**TEXTAUSZUG:**

################

“Gute Aussichten“ in den Deichtorhallen - sieben junge Fotografen zeigen bis Anfang März einen Querschnitt ihrer Arbeiten.

Hamburg. Farbe lenkt ab. Henning Bode hat sich deshalb für schwarz-weiße Aufnahmen entschieden, als er im vergangenen Frühjahr für zwei Monate in die USA ins Mississippi-Delta gefahren ist. Jenen Landstrich unterhalb von Memphis, in dem die Sklaverei im 19. Jahrhundert besonders brutal war, in dem aber auch eine wichtige Grundlage für die populäre Musik gelegt wurde: Hier entstand der Delta Blues. Die Musik war ein Grund für den Fotografiestudenten, in den feuchtheißen Süden der USA zu reisen und seine Abschlussarbeit im ärmsten aller amerikanischen Bundesstaaten zu fotografieren. "Die Kinder des King Cotton" hat er seine 37 Prints genannt, zehn davon sind klassische Porträts, die anderen Dokumente des Lebens dort.

Mit romantischen, von Mark Twains Romanen beeinflussten Bildern im Kopf reiste der Student ins Delta. Doch die Realität hatte nichts mehr mit seinen klischeehaften Vorstellungen zu tun. "King Cotton" ist tot. Der ehemals lukrative Baumwollanbau ist zusammengebrochen, weil in Australien billiger produziert wird, das Land ist zum Armenhaus Amerikas heruntergekommen. In den Gesichtern der von ihm porträtierten Menschen spiegeln sich diese Leere und Perspektivlosigkeit.

################

**DATENZEILEN:**

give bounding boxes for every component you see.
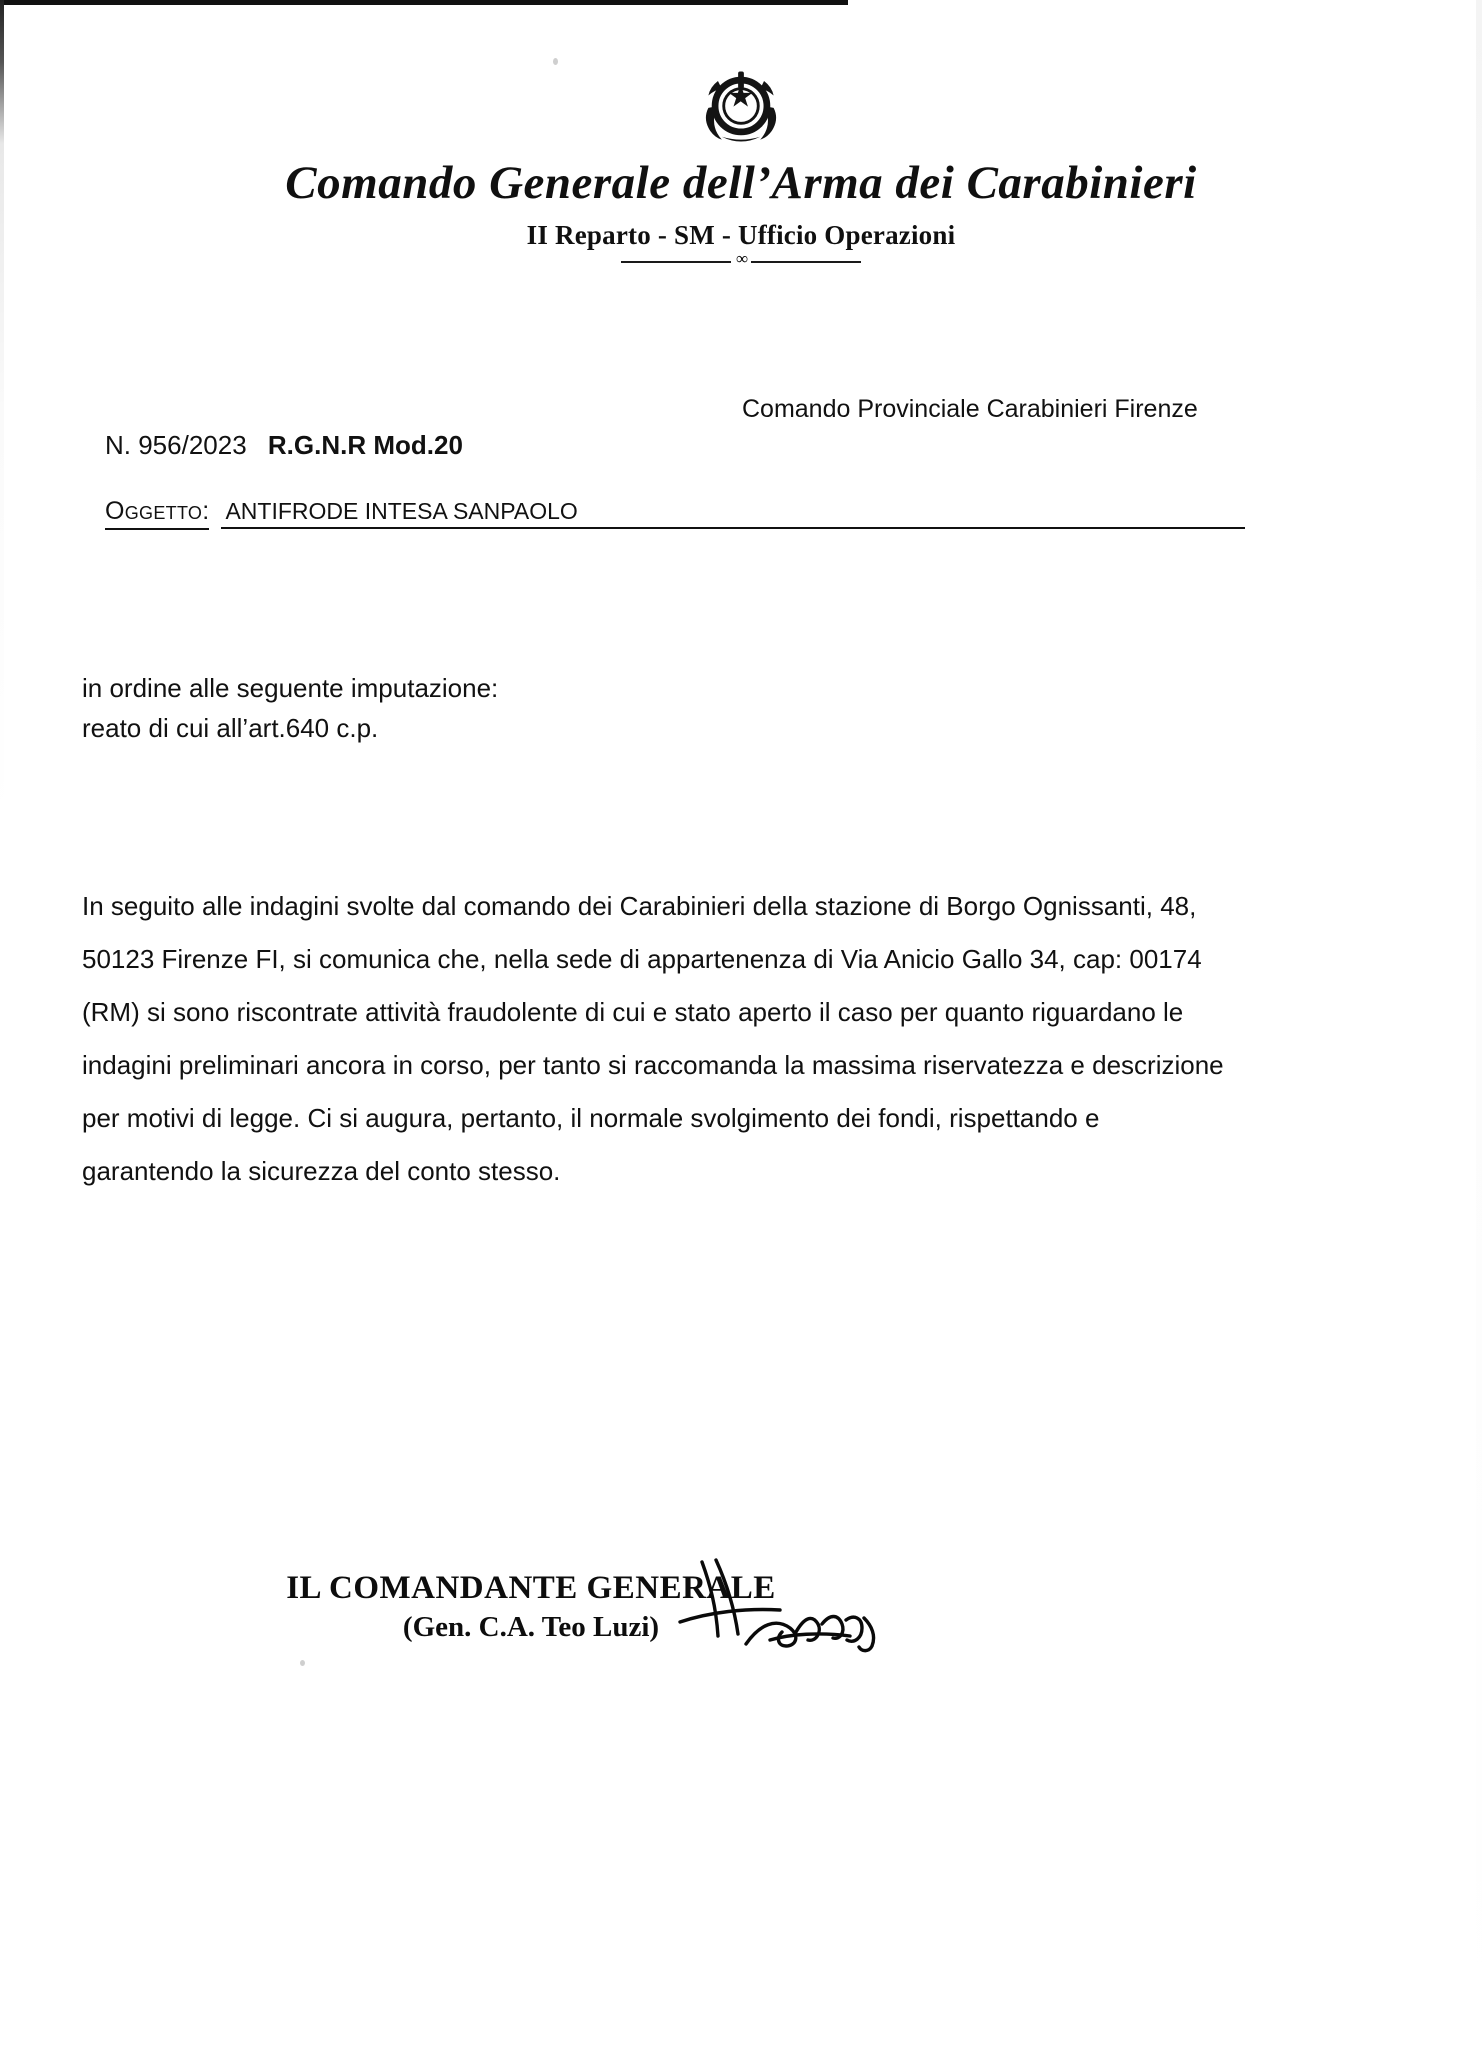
subject-row [105, 497, 1245, 530]
italian-republic-emblem-icon [693, 58, 789, 154]
charge-intro: in ordine alle seguente imputazione: [82, 673, 499, 703]
divider-line-right [751, 261, 861, 263]
scan-speck [300, 1660, 305, 1666]
subject-label: Oggetto: [105, 497, 209, 530]
scan-edge-top-gap [848, 0, 1482, 5]
scan-edge-left [0, 0, 4, 2056]
signature-block [0, 1570, 1482, 1644]
protocol-number: N. 956/2023 [105, 430, 247, 460]
protocol-line [105, 430, 463, 461]
signature-name: (Gen. C.A. Teo Luzi) [402, 1611, 660, 1643]
signature-title: IL COMANDANTE GENERALE [286, 1570, 776, 1606]
divider-ornament-icon: ∞ [735, 249, 747, 268]
addressee: Comando Provinciale Carabinieri Firenze [742, 395, 1198, 423]
letterhead [0, 58, 1482, 267]
department-title: II Reparto - SM - Ufficio Operazioni [526, 220, 956, 250]
charge-block [82, 668, 498, 748]
divider-line-left [621, 261, 731, 263]
header-divider [0, 249, 1482, 268]
protocol-register: R.G.N.R Mod.20 [267, 430, 463, 460]
subject-value: ANTIFRODE INTESA SANPAOLO [221, 498, 1245, 529]
scan-edge-right [1476, 0, 1482, 2056]
organization-title: Comando Generale dell’Arma dei Carabinieri [285, 157, 1197, 209]
body-paragraph: In seguito alle indagini svolte dal comando dei Carabinieri della stazione di Borgo Ognissanti, 48, 50123 Firenze FI, si comunica che, nella sede di appartenenza di Via Anicio Gallo 34, cap: 00174 (RM) si sono riscontrate attività fraudolente di cui e stato aperto il caso per quanto riguardano le indagini preliminari ancora in corso, per tanto si raccomanda la massima riservatezza e descrizione per motivi di legge. Ci si augura, pertanto, il normale svolgimento dei fondi, rispettando e garantendo la sicurezza del conto stesso. [82, 891, 1224, 1186]
charge-article: reato di cui all’art.640 c.p. [82, 713, 379, 743]
scan-speck [553, 58, 558, 65]
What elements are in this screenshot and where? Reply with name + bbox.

################

**ARBEITSANWEISUNGEN:**
**A.** Schreiben Sie aus dem Textauszug den Abschnitt von „Mit romantischen, von“ bis „Leere und Perspektivlosigkeit.“ wortgetreu ab.
**B.** Wie viele Prints umfasst laut dem Textauszug Henning Bodes Arbeit „Die Kinder des King Cotton“?

**LÖSUNGEN:**
**A.**
Mit romantischen, von Mark Twains Romanen beeinflussten Bildern im Kopf reiste der Student ins Delta. Doch die Realität hatte nichts mehr mit seinen klischeehaften Vorstellungen zu tun. "King Cotton" ist tot. Der ehemals lukrative Baumwollanbau ist zusammengebrochen, weil in Australien billiger produziert wird, das Land ist zum Armenhaus Amerikas heruntergekommen. In den Gesichtern der von ihm porträtierten Menschen spiegeln sich diese Leere und Perspektivlosigkeit.

**B.** Sie umfasst 37 Prints.